___ MATERIAL FOR THIS EXERCISE

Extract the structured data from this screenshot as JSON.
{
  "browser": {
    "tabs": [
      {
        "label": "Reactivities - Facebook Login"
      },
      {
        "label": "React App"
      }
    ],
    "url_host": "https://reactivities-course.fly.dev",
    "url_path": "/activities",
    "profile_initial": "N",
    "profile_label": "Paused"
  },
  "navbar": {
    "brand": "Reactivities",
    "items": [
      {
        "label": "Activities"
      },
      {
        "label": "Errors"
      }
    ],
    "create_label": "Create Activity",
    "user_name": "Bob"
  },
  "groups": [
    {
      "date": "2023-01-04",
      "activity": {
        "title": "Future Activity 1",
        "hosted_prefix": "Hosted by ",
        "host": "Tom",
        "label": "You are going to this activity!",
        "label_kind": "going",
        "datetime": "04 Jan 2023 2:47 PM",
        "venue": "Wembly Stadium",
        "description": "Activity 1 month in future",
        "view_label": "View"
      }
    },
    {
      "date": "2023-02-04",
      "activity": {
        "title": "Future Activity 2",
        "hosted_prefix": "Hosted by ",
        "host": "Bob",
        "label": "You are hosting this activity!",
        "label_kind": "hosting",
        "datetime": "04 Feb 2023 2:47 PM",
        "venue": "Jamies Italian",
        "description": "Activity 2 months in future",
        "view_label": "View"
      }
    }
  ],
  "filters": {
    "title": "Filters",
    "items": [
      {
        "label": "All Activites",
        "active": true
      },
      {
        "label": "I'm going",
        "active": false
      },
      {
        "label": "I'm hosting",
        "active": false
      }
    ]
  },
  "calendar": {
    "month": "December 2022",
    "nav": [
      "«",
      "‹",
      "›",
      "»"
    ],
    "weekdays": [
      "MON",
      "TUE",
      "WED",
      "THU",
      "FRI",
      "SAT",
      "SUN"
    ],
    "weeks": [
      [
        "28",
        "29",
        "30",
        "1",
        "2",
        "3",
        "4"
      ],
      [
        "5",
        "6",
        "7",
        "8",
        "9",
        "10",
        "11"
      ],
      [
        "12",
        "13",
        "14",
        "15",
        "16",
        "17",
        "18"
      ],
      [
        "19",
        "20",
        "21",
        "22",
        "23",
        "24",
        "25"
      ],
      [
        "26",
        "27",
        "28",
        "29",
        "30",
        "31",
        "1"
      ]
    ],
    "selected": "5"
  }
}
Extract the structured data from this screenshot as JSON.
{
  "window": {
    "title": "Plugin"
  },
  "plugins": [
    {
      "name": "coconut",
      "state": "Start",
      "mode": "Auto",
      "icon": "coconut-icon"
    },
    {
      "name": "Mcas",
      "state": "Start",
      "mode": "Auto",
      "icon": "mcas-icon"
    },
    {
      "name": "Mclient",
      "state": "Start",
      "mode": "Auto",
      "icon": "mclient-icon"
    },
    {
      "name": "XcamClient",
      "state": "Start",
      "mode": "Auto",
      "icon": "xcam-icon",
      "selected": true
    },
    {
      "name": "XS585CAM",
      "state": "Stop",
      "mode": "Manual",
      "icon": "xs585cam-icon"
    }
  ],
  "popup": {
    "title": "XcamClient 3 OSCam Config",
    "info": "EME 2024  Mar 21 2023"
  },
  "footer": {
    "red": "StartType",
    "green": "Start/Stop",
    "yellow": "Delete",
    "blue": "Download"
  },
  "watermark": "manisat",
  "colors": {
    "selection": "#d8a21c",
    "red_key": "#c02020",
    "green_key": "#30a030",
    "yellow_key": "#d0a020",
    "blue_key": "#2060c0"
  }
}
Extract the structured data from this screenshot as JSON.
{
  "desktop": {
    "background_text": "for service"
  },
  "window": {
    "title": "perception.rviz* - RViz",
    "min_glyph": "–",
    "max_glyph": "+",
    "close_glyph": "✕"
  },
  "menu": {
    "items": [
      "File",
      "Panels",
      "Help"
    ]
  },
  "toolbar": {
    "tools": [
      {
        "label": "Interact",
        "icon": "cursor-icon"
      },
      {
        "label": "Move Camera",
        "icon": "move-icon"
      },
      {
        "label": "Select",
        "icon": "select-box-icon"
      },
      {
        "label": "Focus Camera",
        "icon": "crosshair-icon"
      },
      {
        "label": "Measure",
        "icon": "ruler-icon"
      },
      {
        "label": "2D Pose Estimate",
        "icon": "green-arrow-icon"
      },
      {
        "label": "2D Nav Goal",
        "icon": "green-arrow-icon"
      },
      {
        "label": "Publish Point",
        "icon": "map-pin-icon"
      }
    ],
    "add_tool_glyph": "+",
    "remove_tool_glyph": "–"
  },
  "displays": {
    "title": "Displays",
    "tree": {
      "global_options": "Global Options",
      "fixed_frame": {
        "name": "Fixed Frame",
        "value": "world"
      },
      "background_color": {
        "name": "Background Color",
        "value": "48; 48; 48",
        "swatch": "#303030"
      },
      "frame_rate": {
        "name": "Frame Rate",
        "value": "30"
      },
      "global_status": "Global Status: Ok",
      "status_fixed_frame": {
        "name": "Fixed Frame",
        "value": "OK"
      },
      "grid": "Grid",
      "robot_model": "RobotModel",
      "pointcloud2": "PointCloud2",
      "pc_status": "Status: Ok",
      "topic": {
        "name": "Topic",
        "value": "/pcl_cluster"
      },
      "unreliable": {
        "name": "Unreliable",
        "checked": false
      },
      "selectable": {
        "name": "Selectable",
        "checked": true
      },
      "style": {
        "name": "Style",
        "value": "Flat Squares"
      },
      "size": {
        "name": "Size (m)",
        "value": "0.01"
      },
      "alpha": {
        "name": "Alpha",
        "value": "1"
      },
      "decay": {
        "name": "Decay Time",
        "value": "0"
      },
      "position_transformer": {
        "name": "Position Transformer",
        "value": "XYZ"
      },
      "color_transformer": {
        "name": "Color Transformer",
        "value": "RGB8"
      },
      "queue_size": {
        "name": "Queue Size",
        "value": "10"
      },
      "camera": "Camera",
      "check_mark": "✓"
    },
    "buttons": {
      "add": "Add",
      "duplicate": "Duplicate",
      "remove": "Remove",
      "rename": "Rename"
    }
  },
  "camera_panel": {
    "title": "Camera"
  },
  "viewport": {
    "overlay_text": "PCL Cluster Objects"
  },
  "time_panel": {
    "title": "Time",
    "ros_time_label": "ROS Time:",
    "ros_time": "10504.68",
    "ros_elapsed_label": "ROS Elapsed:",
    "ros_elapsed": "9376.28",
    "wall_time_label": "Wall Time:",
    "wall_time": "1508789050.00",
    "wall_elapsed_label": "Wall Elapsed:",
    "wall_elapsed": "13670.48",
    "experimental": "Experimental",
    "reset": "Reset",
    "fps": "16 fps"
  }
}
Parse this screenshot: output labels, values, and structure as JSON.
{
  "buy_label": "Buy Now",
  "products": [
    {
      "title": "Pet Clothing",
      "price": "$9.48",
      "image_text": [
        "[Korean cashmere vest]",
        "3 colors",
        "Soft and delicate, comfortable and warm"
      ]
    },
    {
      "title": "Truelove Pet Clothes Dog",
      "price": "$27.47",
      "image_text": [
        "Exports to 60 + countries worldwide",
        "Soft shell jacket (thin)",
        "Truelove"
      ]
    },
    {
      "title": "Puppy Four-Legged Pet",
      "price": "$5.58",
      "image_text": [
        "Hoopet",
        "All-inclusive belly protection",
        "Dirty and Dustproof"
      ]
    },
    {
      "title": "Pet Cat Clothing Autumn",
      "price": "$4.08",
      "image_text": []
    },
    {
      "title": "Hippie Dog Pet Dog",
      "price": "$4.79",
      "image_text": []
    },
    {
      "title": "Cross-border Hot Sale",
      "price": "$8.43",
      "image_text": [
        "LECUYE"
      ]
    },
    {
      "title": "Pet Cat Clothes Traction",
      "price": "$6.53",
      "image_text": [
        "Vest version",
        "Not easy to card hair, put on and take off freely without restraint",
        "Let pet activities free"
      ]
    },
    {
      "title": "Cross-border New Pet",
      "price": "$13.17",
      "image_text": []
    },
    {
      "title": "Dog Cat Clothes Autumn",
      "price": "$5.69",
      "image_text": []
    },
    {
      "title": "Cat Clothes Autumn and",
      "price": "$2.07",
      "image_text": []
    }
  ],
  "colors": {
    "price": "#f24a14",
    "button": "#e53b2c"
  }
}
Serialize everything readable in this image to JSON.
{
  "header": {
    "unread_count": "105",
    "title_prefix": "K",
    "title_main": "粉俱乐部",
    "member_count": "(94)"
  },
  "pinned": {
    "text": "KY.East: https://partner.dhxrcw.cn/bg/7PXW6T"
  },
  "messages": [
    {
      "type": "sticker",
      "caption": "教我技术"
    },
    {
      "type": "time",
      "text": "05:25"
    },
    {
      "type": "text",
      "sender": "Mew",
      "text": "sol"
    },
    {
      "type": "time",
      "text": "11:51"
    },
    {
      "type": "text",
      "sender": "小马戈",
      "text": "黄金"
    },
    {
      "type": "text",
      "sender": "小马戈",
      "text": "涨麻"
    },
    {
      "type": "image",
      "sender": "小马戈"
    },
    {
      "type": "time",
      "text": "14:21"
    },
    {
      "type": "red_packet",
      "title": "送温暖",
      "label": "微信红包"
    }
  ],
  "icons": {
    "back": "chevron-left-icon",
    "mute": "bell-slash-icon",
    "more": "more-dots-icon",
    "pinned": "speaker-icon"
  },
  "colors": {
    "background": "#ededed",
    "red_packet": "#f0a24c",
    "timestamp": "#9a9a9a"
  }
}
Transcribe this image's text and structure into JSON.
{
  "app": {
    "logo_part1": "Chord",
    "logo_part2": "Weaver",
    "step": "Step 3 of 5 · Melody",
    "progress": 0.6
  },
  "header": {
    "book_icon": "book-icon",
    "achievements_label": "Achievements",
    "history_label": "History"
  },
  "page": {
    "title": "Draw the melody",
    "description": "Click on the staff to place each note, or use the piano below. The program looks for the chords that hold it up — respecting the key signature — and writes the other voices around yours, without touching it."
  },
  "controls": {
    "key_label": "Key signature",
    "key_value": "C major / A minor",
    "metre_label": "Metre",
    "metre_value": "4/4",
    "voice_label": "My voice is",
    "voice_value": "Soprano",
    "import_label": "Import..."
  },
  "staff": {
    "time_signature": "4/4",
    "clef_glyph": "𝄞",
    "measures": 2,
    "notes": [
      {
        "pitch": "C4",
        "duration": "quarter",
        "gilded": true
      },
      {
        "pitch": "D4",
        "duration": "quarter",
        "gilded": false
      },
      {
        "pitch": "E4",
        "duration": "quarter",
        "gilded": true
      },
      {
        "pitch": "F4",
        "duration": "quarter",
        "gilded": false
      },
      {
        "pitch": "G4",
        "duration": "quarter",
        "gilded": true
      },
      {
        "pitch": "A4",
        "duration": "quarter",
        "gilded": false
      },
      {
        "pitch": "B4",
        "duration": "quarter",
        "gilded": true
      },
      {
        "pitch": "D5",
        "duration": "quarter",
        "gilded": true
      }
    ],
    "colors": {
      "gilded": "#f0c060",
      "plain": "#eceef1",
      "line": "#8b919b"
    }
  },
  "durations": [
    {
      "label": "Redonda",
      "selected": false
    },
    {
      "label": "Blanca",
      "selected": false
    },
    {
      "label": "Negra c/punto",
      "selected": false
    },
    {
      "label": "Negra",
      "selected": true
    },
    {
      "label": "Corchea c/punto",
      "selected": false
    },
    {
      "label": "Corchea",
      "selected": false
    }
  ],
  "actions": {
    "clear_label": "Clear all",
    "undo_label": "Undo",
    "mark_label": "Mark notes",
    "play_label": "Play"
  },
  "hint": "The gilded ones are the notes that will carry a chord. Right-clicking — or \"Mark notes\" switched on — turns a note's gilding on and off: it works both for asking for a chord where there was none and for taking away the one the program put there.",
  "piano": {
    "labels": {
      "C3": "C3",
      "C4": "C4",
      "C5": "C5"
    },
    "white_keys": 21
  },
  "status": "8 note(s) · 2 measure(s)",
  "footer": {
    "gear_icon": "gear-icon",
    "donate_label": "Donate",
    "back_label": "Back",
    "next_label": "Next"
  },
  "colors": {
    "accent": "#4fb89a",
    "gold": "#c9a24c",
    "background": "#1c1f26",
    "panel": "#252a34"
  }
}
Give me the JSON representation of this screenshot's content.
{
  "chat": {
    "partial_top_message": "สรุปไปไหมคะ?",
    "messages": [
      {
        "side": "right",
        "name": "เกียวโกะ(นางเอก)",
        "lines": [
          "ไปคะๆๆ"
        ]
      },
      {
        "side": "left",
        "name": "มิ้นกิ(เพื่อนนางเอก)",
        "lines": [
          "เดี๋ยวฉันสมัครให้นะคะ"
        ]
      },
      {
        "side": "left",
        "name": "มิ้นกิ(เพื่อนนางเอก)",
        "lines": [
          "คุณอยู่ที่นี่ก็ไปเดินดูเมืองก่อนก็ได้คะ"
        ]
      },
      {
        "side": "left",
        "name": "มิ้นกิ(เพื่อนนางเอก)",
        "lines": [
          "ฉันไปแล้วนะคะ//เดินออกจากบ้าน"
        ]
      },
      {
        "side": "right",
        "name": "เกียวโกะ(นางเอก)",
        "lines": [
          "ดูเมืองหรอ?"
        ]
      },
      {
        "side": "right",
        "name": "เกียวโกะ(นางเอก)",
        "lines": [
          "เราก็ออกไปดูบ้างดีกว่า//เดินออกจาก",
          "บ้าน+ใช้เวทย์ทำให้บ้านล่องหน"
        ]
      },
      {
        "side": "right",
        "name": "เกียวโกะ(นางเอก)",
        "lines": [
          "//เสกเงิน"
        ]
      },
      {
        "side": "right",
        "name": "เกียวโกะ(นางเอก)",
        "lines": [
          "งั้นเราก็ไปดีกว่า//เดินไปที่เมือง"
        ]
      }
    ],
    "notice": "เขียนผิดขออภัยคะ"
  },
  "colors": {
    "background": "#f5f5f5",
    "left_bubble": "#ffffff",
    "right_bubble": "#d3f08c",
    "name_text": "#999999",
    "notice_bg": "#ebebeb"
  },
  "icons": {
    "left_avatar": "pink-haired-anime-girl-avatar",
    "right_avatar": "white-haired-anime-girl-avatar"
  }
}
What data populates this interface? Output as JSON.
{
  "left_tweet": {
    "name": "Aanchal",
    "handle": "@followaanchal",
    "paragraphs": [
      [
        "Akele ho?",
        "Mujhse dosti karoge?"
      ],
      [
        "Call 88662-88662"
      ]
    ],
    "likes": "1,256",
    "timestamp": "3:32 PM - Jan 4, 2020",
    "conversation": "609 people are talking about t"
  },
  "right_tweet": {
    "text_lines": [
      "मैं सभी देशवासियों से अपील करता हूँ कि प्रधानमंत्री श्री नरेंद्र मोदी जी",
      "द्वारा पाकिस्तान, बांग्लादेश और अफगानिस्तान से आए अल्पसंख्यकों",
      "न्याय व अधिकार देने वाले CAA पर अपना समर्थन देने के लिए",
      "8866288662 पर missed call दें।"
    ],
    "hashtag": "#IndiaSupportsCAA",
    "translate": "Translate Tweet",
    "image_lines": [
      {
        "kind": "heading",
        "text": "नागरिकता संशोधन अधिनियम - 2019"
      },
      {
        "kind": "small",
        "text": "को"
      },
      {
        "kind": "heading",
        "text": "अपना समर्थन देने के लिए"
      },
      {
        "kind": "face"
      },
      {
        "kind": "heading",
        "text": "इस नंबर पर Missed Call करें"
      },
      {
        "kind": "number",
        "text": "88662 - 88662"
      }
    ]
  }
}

______

▸ PROBLEM REQUIREMENTS
Your task is to gather every line with the word "program" and copy it.

▸ SOLVED EXERCISE
    "description": "Click on the staff to place each note, or use the piano below. The program looks for the chords that hold it up — respecting the key signature — and writes the other voices around yours, without touching it."
  "hint": "The gilded ones are the notes that will carry a chord. Right-clicking — or \"Mark notes\" switched on — turns a note's gilding on and off: it works both for asking for a chord where there was none and for taking away the one the program put there.",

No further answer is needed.